[Saved entries]
------------------------------
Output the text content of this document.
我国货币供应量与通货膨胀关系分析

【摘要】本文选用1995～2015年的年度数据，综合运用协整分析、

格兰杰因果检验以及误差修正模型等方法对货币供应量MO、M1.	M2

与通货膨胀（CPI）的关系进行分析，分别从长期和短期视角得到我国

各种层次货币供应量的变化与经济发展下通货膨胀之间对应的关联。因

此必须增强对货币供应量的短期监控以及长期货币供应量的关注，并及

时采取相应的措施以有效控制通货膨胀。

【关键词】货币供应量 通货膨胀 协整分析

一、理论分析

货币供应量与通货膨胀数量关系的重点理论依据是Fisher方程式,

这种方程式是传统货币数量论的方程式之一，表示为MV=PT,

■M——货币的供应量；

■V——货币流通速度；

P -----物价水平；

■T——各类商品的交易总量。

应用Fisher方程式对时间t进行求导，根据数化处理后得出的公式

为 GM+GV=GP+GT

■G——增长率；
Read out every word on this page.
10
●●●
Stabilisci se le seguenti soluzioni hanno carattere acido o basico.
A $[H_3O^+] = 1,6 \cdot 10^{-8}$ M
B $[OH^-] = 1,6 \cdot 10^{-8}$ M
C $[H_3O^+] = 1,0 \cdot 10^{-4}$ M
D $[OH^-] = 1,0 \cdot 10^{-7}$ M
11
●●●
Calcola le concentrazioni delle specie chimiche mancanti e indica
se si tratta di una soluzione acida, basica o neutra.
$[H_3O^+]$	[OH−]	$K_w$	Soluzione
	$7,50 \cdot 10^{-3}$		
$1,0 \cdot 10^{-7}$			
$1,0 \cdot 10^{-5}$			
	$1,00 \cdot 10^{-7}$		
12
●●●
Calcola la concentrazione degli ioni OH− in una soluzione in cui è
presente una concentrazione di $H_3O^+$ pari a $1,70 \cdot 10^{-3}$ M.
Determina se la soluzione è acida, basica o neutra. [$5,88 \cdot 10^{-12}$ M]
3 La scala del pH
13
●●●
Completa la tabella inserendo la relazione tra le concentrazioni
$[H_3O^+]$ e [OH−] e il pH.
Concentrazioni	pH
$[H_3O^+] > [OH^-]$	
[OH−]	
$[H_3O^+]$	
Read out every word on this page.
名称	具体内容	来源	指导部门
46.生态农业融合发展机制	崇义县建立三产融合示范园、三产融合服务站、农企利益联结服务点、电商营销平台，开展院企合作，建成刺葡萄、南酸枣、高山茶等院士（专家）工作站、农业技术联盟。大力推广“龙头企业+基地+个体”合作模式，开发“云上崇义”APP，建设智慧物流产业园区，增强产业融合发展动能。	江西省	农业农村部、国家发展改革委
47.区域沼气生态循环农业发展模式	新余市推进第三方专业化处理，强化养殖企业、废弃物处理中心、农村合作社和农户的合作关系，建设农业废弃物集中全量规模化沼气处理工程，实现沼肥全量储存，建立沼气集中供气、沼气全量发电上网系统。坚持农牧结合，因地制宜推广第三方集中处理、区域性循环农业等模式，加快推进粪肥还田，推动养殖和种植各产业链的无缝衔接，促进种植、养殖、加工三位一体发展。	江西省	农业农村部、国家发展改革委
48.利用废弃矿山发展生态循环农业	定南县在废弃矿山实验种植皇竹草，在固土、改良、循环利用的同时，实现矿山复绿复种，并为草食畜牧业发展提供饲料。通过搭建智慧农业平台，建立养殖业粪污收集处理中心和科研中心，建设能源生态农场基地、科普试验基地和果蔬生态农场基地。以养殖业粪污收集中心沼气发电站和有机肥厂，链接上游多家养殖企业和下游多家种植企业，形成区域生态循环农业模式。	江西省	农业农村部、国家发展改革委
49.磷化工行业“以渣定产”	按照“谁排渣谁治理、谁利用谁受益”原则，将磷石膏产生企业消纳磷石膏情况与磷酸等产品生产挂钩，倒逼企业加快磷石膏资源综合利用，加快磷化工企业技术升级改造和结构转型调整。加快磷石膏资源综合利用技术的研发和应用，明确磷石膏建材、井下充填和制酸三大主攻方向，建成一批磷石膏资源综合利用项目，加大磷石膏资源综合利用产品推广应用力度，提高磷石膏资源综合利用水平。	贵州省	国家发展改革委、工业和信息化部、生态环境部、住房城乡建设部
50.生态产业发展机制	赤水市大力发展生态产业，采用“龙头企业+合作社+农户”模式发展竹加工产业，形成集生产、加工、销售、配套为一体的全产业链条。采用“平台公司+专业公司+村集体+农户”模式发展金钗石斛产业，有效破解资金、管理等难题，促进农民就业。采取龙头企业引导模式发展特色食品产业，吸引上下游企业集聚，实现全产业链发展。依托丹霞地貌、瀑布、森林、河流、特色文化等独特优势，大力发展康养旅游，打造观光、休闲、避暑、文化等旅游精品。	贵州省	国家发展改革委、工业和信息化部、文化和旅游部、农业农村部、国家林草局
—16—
------------------------------
:: Exercise ::
Pick out every line with the string "neutra" and copy it.

:: Final result ::
se si tratta di una soluzione acida, basica o neutra.
Determina se la soluzione è acida, basica o neutra. [$5,88 \cdot 10^{-12}$ M]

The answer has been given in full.